▶ _Exercise brief_
Change "checkbox-checked-icon" to "checkbox-ticked-icon" in the listing from its first line through the line with "maximize-button[interactable] (519, 7, 535, 21)", and give back only those lines with nothing else altered.

_ _ _ _ _

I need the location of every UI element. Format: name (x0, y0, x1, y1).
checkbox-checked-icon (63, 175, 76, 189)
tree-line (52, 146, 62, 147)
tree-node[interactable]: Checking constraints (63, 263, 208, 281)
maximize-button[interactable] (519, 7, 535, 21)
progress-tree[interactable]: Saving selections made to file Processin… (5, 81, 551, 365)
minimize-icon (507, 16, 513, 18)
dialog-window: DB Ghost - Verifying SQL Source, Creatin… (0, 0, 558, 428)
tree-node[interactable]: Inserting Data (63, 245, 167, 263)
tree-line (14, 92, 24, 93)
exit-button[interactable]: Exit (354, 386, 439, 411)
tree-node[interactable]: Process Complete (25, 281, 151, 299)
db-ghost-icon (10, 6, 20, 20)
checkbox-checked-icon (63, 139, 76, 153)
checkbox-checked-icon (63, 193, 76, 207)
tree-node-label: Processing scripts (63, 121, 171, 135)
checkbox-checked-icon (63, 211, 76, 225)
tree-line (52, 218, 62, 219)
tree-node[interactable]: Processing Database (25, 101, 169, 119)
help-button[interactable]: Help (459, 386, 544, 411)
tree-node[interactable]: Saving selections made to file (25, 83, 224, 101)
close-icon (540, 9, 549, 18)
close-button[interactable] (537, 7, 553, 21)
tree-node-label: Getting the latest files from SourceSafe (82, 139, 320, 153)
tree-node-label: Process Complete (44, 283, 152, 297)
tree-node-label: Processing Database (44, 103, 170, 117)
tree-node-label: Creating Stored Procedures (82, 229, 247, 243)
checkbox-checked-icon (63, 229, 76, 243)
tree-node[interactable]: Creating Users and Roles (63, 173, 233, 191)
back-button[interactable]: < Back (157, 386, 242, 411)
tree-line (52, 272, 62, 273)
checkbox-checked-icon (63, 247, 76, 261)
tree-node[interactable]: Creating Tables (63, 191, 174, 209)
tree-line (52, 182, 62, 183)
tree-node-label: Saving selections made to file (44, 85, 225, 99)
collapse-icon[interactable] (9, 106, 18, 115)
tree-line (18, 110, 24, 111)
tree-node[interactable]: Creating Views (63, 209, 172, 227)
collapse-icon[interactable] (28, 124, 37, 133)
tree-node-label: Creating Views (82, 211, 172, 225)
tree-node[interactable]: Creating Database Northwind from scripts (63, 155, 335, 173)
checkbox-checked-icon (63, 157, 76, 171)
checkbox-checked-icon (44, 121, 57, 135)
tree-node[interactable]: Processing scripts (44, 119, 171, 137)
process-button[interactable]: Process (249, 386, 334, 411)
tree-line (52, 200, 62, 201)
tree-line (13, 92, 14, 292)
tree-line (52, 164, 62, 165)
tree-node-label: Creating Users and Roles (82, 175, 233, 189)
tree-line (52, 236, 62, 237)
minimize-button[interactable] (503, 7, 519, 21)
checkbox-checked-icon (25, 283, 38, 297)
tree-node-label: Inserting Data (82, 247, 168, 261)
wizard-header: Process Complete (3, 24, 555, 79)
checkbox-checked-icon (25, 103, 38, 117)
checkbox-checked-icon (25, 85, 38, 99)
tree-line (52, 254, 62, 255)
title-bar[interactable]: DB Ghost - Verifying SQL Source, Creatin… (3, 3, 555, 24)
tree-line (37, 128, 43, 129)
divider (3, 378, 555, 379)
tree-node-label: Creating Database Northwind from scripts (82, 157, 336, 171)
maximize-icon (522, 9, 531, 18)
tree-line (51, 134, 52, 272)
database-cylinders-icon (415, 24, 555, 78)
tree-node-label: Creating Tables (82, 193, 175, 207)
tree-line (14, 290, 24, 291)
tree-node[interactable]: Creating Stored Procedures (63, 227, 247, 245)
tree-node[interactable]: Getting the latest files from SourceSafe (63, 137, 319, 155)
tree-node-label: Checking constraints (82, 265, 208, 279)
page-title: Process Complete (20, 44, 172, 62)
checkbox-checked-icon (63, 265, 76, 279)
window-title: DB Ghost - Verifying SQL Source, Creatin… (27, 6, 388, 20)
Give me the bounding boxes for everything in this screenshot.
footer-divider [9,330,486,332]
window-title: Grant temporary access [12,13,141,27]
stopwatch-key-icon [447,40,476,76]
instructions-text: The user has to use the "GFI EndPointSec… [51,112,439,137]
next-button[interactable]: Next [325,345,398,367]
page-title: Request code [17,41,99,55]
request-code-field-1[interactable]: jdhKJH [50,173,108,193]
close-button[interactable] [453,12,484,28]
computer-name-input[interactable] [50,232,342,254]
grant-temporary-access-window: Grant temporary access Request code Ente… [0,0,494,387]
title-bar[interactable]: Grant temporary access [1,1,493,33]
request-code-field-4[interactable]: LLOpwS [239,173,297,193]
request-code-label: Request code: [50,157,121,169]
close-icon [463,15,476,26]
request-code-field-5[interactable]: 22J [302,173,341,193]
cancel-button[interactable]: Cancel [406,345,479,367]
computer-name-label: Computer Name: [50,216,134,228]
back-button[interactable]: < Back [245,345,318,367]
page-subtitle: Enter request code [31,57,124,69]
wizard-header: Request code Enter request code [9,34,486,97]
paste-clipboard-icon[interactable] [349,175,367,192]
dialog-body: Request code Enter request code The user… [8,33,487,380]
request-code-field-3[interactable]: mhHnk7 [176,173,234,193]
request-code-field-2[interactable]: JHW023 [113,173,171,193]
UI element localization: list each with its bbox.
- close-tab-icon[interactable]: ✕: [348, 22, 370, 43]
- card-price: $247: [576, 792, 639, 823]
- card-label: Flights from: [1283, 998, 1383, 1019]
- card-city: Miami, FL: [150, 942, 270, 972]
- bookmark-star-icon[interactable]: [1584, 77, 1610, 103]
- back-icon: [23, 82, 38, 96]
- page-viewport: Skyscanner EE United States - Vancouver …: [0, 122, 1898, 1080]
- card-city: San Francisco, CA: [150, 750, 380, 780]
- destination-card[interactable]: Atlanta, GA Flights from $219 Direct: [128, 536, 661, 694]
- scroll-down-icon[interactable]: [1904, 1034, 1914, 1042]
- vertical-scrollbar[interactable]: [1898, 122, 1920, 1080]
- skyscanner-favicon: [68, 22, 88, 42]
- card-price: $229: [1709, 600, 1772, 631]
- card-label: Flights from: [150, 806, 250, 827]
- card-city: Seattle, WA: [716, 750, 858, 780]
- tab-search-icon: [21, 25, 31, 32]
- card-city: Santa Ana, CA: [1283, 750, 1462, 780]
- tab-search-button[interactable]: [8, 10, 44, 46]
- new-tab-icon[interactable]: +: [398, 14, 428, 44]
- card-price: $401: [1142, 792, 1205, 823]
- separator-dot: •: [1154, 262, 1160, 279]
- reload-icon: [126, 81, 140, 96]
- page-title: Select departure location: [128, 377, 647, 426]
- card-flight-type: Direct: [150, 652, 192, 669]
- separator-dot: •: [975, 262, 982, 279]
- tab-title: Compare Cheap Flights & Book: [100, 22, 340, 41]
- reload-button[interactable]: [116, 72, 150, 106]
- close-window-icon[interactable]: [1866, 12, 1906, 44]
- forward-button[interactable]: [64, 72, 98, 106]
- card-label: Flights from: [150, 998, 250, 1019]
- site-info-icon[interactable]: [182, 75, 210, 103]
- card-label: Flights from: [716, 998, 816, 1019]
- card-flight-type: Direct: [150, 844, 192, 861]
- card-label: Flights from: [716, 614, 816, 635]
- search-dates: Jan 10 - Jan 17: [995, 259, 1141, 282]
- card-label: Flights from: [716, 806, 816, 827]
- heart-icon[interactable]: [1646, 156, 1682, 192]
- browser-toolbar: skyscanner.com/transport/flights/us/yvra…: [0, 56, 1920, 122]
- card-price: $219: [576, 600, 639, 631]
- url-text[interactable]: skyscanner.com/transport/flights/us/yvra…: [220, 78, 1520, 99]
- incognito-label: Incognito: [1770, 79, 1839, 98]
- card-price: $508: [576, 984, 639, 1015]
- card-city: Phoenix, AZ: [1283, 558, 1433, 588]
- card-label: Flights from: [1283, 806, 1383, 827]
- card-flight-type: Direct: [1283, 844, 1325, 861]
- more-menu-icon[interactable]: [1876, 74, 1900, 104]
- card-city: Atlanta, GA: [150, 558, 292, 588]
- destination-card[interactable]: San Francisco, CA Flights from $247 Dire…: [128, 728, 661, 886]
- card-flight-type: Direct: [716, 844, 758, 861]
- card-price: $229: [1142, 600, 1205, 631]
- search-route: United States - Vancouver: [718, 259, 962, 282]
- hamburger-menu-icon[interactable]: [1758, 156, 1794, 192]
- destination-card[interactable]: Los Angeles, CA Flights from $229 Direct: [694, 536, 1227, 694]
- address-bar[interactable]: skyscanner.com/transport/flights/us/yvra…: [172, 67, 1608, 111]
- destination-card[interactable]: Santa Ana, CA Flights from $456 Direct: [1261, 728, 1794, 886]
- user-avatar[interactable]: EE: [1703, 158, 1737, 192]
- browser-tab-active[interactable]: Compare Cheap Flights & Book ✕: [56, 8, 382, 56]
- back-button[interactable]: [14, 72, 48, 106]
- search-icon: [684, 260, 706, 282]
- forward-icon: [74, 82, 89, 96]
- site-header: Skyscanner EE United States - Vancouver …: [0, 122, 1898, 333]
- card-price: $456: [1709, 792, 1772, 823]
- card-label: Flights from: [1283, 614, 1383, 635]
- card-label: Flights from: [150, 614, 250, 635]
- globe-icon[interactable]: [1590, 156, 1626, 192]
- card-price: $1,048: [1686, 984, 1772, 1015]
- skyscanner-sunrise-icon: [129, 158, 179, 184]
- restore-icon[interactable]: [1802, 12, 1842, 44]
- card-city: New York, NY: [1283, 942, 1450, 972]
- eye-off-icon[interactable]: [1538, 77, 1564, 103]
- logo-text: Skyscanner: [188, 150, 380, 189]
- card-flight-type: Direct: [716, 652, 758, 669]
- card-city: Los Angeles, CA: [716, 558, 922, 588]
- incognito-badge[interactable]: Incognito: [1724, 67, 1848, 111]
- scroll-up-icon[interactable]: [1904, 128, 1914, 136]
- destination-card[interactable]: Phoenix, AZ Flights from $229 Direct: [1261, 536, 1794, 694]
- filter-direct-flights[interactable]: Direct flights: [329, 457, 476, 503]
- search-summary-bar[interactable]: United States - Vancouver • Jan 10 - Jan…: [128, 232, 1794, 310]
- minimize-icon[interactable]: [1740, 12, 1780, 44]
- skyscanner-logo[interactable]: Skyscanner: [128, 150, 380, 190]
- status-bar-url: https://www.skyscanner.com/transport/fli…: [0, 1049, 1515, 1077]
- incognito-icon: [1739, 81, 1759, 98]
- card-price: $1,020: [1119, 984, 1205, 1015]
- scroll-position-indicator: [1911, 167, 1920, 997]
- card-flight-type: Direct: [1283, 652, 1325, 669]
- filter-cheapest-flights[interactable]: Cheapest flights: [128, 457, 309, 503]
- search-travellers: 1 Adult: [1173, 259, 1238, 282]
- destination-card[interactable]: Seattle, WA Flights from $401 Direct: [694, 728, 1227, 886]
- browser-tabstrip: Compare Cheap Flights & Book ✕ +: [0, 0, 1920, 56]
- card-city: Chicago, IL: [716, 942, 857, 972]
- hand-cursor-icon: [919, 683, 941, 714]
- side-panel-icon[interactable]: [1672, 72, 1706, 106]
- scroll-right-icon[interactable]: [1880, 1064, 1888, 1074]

_ _ _ _ _

▶ _Answer to the problem_
I need the location of every UI element. Format: name (x0, y0, x1, y1).
checkbox-ticked-icon (63, 175, 76, 189)
tree-line (52, 146, 62, 147)
tree-node[interactable]: Checking constraints (63, 263, 208, 281)
maximize-button[interactable] (519, 7, 535, 21)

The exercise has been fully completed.